Data lines.
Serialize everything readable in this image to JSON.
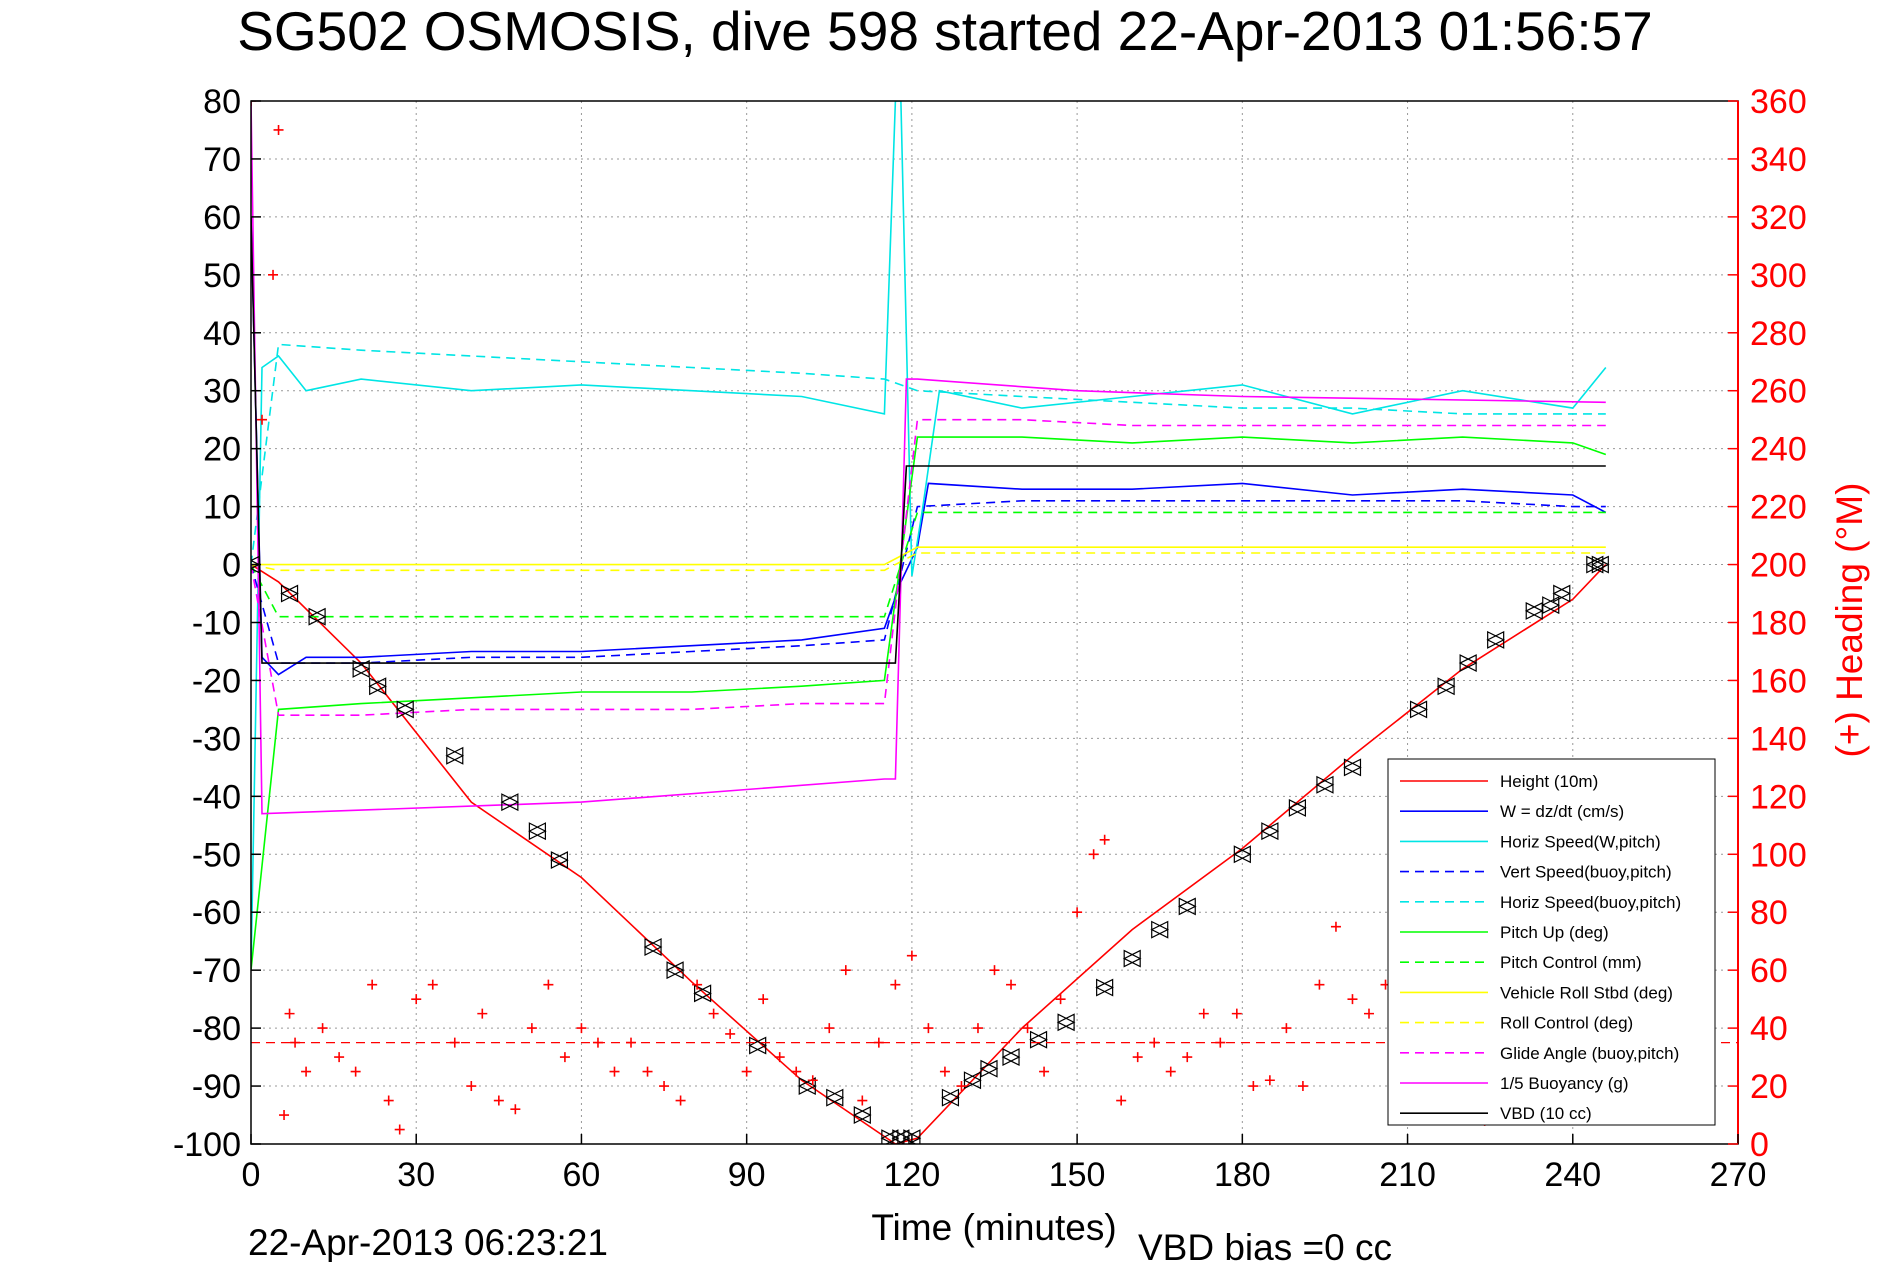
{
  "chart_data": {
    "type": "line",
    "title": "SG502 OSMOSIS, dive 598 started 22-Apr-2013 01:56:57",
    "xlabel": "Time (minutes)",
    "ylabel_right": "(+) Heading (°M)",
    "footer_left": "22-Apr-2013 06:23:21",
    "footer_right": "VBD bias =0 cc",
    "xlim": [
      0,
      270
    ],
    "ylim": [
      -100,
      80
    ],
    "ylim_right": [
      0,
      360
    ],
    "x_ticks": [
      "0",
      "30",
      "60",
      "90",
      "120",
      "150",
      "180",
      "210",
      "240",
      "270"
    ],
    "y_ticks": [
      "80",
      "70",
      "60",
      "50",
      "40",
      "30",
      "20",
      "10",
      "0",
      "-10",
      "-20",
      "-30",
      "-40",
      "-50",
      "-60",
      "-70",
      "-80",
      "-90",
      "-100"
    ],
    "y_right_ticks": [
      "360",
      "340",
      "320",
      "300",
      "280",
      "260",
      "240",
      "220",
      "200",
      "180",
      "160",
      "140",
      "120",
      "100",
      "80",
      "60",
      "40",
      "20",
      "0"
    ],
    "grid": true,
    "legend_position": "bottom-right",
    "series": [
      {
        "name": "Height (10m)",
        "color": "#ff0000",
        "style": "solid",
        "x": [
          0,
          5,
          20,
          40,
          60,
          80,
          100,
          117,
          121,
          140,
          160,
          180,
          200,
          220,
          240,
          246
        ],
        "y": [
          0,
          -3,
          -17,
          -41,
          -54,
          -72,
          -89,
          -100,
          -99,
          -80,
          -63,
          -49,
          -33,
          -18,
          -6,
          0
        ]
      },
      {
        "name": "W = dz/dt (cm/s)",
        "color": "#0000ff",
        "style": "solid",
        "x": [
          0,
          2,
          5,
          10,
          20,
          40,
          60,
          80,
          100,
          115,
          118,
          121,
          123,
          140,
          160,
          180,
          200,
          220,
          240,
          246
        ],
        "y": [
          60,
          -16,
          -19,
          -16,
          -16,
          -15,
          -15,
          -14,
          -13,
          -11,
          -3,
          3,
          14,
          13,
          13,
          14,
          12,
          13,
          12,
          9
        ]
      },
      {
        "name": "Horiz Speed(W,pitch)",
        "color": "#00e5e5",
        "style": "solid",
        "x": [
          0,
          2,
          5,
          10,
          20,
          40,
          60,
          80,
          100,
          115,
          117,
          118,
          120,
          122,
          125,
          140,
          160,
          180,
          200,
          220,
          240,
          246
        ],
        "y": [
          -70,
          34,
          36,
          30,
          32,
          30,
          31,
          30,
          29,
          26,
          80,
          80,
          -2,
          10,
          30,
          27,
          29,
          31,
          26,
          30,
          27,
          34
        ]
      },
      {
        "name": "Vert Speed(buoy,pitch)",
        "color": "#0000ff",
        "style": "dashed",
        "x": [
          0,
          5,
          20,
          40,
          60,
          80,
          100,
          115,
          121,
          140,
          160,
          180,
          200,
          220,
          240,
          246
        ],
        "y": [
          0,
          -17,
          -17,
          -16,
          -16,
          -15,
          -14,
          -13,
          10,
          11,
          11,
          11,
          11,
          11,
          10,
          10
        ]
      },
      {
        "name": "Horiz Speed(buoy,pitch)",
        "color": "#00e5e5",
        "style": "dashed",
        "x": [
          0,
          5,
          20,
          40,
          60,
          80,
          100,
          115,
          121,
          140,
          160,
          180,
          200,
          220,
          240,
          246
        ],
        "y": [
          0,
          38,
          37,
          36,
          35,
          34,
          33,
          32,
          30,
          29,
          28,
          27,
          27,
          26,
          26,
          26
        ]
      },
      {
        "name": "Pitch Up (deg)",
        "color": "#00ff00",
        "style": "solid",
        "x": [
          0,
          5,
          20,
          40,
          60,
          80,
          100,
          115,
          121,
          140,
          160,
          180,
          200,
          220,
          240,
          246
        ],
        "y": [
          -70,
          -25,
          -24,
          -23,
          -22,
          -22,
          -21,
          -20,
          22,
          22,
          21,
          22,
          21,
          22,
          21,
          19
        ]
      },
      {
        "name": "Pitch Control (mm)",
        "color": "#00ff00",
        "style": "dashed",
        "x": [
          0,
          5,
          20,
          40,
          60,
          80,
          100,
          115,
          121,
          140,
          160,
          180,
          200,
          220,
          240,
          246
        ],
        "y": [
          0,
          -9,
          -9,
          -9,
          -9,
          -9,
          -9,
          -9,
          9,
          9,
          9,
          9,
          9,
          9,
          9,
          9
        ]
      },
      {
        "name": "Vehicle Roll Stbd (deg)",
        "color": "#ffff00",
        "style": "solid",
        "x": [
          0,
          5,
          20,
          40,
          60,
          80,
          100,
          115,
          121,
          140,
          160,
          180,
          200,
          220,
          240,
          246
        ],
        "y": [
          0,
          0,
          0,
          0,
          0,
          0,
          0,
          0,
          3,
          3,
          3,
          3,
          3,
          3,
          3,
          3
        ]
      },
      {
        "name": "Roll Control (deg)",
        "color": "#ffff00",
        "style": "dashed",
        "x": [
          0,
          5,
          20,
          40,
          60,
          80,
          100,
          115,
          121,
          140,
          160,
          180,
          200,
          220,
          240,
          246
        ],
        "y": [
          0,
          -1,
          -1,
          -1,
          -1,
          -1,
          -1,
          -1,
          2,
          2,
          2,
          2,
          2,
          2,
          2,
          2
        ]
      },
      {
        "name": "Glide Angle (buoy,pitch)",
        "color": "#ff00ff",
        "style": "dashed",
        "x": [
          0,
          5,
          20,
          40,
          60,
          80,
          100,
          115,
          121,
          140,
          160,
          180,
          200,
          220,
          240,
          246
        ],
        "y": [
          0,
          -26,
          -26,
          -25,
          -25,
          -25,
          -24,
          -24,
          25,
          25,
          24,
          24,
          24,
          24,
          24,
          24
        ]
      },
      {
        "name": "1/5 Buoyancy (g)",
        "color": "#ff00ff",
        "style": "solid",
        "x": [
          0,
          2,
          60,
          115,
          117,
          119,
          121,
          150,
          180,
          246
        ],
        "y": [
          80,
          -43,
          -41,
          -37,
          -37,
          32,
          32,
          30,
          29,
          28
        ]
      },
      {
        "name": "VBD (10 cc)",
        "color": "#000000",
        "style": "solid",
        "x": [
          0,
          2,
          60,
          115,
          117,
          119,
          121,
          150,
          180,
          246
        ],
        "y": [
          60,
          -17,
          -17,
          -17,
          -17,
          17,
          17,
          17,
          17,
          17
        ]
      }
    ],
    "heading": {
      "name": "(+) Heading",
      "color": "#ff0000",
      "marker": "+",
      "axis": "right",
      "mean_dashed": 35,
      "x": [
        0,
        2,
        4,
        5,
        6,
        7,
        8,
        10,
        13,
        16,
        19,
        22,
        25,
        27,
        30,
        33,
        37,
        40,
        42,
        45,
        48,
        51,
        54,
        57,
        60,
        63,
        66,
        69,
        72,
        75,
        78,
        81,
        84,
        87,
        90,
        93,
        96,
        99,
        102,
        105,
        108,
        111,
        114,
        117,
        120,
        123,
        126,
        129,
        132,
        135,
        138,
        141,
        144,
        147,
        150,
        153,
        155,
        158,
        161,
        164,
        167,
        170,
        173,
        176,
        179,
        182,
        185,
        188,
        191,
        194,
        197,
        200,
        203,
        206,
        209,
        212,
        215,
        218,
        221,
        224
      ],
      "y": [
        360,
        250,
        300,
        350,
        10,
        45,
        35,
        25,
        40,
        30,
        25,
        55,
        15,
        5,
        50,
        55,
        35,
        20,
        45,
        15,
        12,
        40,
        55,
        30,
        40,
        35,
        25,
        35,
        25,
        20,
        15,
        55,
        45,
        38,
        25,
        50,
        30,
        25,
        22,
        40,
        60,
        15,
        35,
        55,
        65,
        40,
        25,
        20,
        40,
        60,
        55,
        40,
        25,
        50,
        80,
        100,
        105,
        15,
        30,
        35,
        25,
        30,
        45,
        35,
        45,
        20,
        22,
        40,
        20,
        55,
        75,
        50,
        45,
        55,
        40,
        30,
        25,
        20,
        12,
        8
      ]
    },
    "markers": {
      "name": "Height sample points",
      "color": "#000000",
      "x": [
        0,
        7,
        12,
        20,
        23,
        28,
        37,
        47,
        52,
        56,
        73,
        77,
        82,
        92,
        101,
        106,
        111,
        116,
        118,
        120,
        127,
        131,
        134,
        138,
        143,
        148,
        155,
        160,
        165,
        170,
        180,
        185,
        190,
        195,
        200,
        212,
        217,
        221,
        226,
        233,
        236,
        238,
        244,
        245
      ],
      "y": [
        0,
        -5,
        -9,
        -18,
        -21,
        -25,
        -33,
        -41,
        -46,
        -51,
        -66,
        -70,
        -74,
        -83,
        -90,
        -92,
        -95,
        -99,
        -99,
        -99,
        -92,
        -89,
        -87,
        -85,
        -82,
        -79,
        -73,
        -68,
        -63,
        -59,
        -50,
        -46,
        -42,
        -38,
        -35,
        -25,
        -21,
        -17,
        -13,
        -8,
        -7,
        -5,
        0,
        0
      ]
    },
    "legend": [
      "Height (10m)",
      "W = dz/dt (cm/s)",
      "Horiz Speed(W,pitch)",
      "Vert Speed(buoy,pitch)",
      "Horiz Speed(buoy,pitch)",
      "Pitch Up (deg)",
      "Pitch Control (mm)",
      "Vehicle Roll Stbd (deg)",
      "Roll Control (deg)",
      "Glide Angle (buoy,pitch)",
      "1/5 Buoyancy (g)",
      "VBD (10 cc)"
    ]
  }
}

What the task requires. Return every line above in which the string "Stbd" occurs.

Response.
        "name": "Vehicle Roll Stbd (deg)",
      "Vehicle Roll Stbd (deg)",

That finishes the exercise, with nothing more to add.